Input for this task below:

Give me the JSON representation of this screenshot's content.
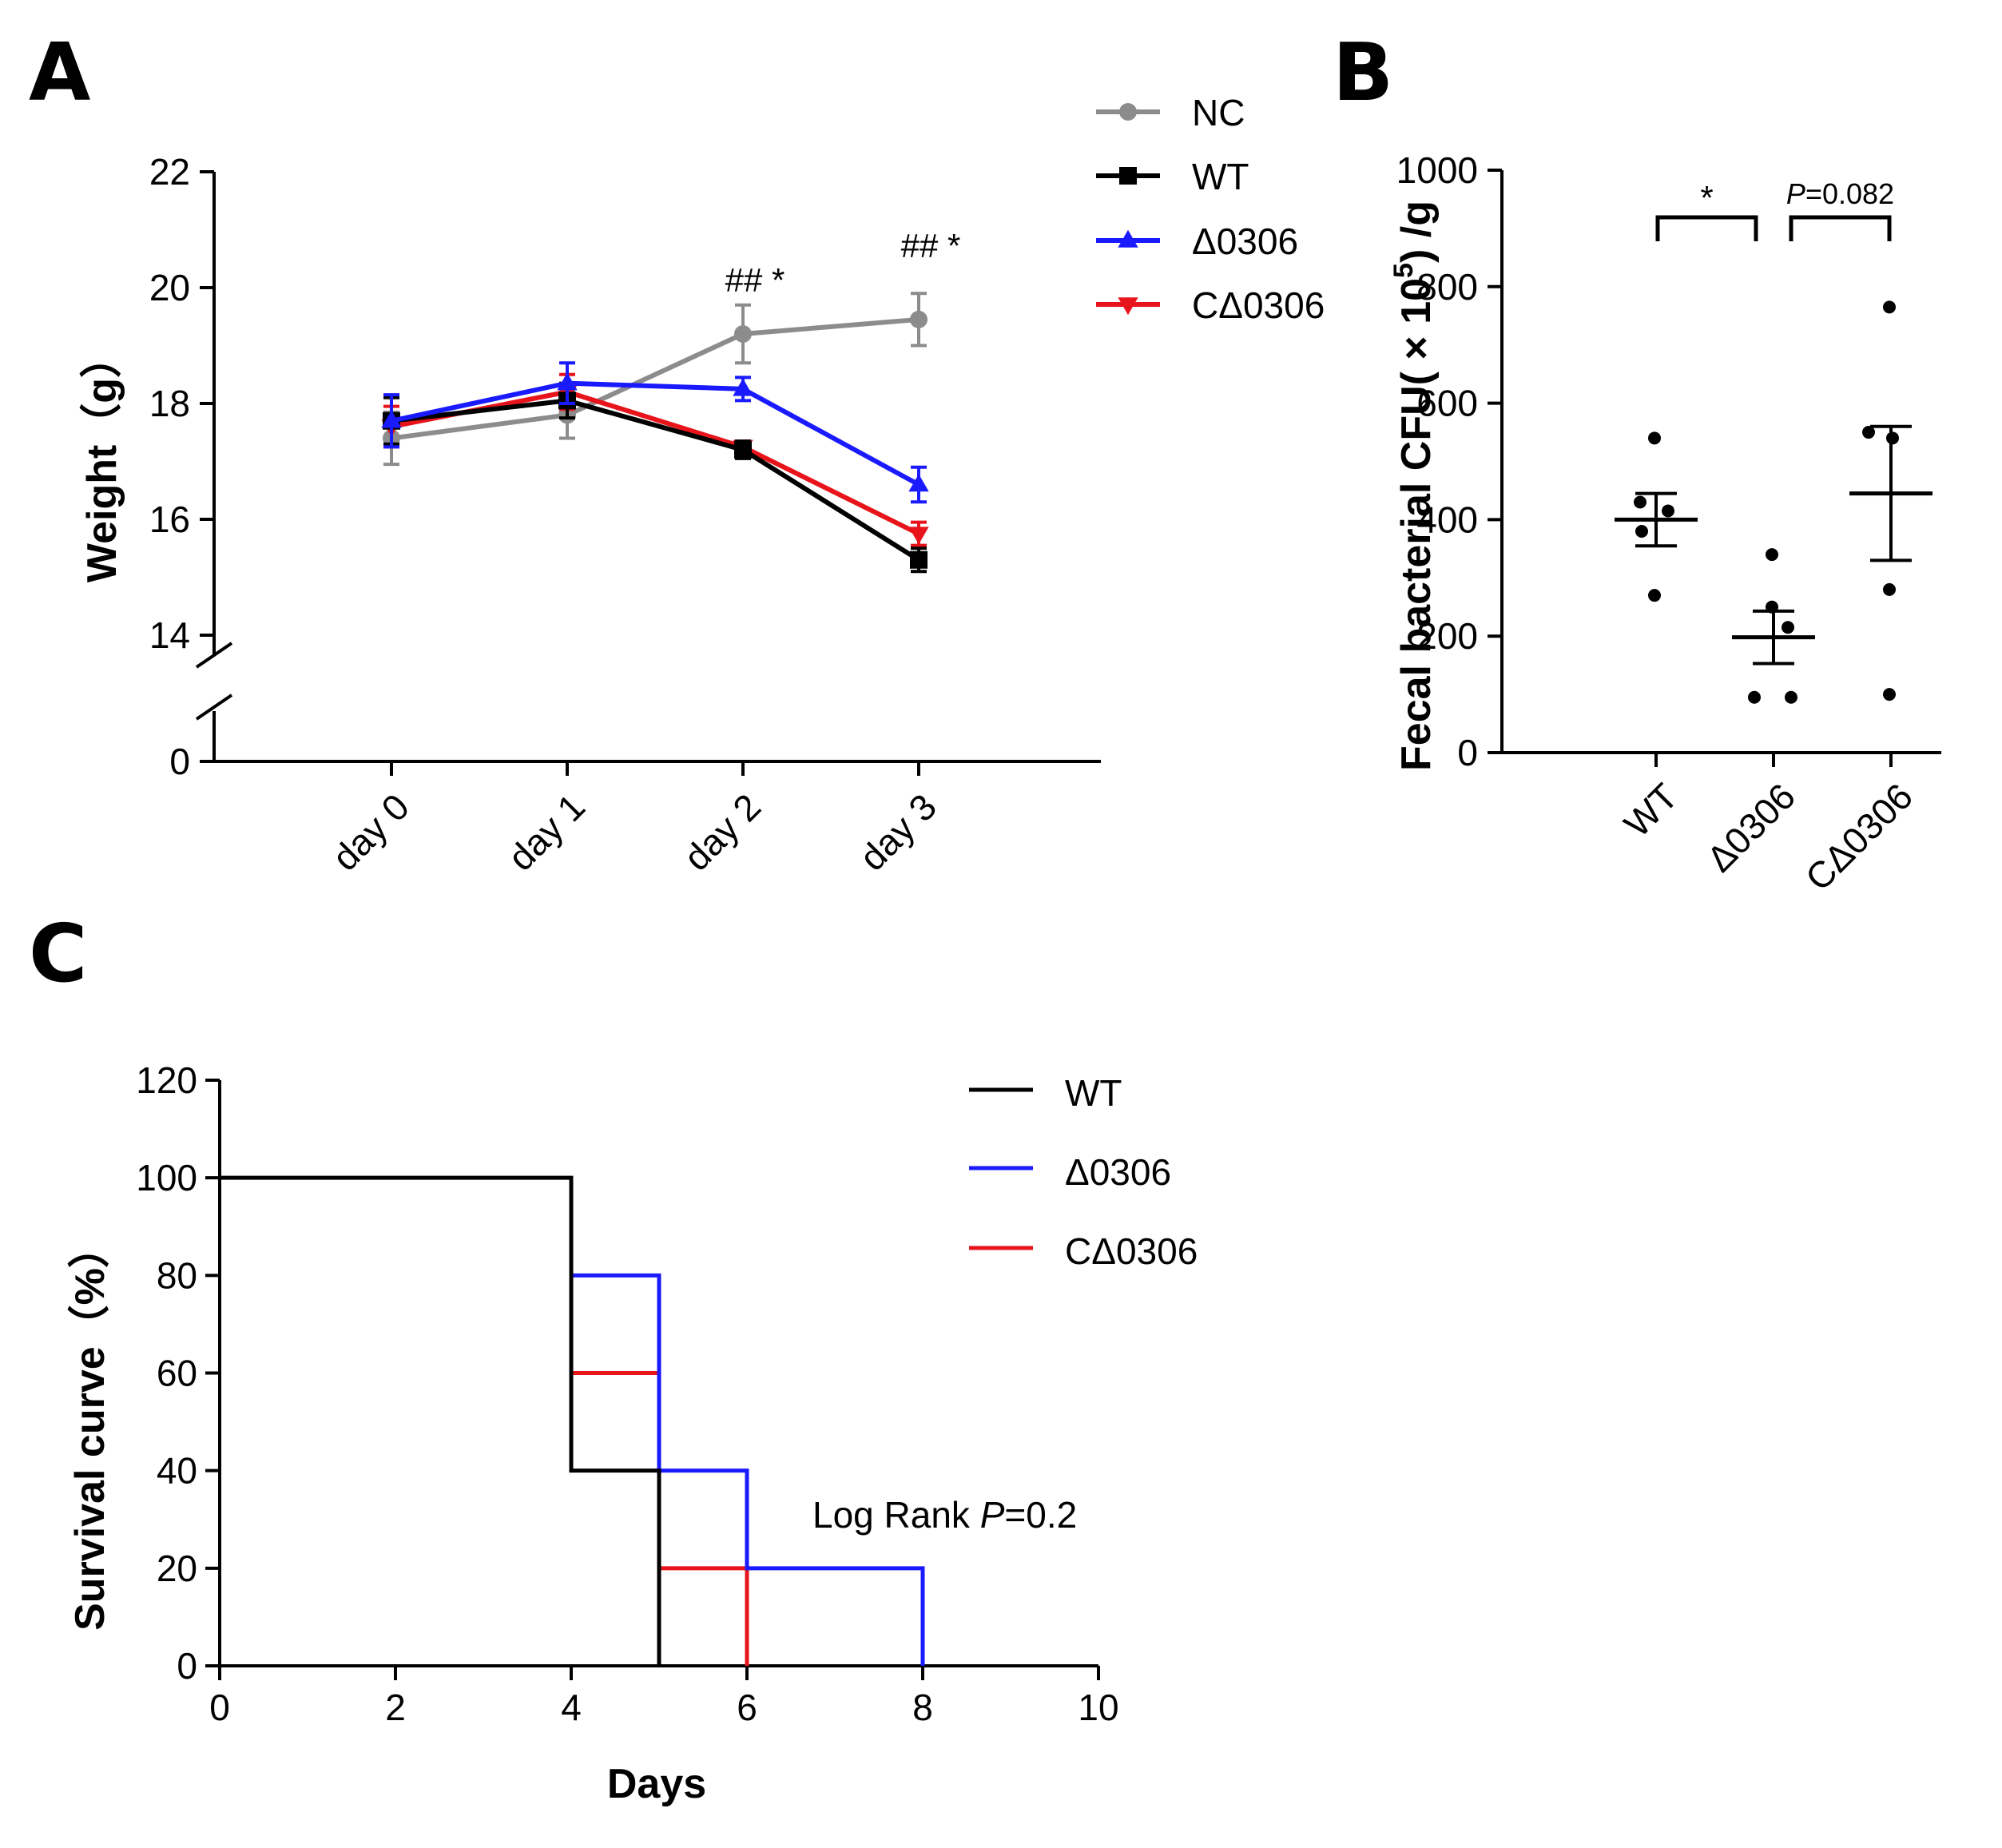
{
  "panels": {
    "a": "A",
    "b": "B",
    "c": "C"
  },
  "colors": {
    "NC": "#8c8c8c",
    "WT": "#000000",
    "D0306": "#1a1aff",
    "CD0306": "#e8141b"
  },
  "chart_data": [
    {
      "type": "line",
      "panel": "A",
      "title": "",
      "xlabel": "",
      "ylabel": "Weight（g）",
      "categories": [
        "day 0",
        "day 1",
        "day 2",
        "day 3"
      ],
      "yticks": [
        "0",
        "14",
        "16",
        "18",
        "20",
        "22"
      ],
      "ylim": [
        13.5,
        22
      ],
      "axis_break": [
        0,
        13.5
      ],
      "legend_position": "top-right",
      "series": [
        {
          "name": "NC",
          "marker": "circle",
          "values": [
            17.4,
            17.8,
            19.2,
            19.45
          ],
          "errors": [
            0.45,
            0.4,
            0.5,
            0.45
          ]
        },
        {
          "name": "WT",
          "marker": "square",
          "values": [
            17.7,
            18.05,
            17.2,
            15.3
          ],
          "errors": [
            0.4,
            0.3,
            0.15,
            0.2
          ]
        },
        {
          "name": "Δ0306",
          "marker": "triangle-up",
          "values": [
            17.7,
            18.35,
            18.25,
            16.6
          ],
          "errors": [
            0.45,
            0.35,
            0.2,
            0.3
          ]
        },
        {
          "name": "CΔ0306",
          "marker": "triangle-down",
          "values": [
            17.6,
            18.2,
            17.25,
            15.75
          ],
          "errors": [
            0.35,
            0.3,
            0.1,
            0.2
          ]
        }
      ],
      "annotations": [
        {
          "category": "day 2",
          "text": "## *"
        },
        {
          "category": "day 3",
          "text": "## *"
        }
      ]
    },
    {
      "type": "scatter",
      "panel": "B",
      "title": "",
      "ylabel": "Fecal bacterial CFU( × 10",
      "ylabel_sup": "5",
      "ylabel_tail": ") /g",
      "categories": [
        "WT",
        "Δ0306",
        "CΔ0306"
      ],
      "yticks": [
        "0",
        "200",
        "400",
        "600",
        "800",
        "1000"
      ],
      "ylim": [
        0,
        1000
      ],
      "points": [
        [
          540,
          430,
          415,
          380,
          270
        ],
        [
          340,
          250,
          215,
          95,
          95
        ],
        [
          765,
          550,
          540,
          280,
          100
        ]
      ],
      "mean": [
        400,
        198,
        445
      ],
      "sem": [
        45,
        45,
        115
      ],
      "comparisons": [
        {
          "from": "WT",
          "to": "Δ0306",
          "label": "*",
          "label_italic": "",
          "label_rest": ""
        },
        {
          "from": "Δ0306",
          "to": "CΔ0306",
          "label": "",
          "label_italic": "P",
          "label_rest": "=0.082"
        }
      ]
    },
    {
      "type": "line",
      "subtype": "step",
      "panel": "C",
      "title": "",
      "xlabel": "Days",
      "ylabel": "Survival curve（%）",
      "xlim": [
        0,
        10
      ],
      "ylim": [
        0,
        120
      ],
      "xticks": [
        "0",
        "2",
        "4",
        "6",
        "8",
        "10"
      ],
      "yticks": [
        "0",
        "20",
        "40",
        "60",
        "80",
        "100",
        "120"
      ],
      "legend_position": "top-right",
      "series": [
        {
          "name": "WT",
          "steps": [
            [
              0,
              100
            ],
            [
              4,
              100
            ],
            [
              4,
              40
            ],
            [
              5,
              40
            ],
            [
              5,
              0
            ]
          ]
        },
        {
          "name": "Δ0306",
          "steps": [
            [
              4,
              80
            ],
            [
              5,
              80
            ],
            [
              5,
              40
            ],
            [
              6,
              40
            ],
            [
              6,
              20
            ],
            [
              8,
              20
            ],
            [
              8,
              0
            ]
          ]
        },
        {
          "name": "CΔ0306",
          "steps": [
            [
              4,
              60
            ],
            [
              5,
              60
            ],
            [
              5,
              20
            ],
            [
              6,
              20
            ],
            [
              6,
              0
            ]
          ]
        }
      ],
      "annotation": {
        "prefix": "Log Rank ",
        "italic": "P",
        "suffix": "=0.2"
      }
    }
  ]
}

End of Input for this task.
Input for this task below:

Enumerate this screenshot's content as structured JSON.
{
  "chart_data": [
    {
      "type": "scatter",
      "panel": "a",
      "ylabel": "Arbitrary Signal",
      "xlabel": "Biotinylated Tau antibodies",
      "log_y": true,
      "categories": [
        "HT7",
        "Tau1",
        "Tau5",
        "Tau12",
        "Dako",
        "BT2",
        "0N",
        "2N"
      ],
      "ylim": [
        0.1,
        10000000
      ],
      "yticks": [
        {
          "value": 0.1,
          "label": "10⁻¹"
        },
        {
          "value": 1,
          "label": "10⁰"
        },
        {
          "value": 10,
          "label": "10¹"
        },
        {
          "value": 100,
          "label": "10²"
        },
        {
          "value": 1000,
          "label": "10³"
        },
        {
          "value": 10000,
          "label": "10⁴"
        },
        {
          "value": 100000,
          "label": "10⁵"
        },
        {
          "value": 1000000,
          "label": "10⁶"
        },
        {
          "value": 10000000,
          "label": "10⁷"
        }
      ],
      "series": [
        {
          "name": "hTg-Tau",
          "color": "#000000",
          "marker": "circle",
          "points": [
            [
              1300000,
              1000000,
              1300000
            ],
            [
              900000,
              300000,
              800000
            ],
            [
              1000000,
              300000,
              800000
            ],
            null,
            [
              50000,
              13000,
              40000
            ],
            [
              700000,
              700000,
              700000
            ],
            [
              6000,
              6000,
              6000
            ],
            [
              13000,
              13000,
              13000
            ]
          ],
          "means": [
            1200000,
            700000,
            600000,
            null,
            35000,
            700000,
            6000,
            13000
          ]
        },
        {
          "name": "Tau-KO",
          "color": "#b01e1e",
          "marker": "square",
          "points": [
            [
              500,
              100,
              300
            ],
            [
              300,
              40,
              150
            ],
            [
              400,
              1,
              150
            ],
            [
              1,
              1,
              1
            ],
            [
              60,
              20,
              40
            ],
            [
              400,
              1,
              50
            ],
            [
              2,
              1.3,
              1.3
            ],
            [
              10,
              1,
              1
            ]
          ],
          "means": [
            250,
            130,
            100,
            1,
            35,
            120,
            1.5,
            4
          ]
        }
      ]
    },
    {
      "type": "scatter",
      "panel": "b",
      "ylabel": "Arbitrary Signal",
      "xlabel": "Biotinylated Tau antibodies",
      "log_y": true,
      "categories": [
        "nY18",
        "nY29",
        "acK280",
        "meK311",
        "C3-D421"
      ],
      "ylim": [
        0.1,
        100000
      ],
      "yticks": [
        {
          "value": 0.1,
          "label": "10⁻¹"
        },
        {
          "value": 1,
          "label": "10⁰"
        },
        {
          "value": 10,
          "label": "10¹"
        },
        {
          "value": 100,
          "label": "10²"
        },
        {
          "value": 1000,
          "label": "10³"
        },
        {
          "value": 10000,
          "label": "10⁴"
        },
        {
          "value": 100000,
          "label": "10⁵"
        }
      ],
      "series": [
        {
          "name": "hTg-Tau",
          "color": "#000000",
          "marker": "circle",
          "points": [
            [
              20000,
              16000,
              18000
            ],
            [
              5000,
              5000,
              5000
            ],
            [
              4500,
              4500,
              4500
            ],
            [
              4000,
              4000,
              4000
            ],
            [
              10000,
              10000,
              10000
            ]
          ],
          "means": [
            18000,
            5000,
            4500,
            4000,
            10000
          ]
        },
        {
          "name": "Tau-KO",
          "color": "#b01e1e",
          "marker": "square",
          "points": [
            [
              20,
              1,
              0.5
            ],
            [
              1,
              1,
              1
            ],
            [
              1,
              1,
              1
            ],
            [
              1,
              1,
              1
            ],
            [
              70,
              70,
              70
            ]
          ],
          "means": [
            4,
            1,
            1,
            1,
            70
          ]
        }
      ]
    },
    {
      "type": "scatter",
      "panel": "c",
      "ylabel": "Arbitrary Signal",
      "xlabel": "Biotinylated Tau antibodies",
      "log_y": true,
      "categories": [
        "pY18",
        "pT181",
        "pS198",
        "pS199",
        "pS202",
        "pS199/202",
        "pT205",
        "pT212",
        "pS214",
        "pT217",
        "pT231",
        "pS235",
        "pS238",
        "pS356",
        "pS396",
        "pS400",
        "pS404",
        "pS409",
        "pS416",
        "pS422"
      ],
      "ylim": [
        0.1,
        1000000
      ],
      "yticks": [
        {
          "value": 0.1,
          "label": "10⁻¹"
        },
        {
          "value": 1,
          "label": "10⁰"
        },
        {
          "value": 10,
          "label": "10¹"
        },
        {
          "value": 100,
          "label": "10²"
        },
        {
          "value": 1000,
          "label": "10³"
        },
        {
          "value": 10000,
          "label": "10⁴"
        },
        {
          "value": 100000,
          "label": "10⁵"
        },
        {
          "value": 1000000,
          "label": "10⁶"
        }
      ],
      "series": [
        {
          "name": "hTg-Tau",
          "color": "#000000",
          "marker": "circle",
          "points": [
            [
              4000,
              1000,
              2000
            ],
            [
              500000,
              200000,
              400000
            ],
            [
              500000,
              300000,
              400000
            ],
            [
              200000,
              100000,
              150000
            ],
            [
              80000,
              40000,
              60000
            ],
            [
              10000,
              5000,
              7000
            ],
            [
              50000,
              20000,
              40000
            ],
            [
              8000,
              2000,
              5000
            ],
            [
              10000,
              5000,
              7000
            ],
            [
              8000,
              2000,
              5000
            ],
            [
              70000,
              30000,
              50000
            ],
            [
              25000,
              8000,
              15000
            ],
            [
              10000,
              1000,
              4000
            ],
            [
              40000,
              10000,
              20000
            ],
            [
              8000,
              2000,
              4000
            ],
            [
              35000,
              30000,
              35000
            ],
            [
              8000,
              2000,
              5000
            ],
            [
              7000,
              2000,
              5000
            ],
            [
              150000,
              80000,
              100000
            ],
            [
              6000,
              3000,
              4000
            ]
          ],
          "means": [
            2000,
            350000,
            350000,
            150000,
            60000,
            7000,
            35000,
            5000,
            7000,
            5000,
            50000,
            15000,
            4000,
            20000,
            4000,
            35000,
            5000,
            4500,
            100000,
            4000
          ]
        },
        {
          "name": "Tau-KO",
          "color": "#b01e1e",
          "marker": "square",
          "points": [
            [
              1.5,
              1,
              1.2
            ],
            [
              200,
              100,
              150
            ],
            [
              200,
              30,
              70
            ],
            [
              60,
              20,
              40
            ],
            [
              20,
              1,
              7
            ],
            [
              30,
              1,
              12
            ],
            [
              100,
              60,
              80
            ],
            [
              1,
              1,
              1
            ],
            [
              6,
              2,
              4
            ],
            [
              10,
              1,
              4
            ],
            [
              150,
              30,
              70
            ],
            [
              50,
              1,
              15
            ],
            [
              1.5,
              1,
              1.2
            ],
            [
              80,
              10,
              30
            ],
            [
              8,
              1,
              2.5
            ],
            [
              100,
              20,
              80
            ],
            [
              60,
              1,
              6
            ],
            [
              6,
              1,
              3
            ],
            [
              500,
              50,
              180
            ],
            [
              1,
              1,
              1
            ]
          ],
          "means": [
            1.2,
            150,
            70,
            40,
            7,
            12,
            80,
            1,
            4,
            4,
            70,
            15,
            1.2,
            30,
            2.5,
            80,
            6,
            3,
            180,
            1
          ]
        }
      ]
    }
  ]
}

End of Input for this task.
Input for this task below:

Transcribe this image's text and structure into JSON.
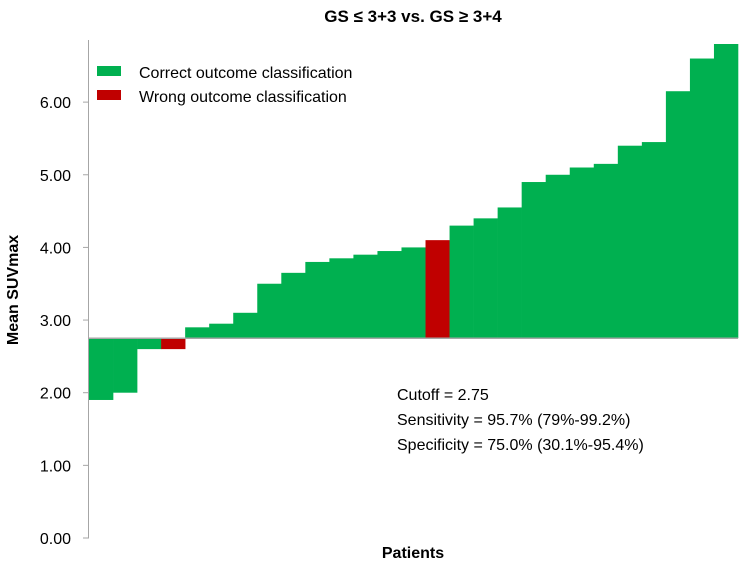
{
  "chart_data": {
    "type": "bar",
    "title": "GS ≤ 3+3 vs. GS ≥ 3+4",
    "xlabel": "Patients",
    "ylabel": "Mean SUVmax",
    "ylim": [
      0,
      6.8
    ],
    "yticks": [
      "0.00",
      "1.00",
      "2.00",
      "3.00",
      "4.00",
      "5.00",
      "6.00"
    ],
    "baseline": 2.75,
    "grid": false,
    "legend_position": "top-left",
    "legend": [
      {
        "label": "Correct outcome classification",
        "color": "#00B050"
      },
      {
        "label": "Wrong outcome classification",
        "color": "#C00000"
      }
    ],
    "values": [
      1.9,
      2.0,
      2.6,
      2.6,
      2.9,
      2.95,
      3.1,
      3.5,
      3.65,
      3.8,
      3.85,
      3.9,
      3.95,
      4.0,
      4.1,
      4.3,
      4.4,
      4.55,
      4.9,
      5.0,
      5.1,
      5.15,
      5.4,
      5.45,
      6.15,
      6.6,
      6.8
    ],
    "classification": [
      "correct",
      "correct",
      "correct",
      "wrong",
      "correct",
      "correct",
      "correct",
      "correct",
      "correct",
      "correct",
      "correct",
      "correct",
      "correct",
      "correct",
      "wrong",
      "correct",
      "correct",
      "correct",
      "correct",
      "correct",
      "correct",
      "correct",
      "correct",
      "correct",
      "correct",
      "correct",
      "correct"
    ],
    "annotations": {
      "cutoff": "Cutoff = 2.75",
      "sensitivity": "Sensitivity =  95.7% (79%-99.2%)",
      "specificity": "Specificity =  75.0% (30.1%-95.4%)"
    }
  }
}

End of Input for this task.

■ What the task asks
Lines holding the word "triangle" in the entries above are the ones to pull out. Copy them all.

■ Exercise response
          "marker": "triangle-up",
          "marker": "triangle-down",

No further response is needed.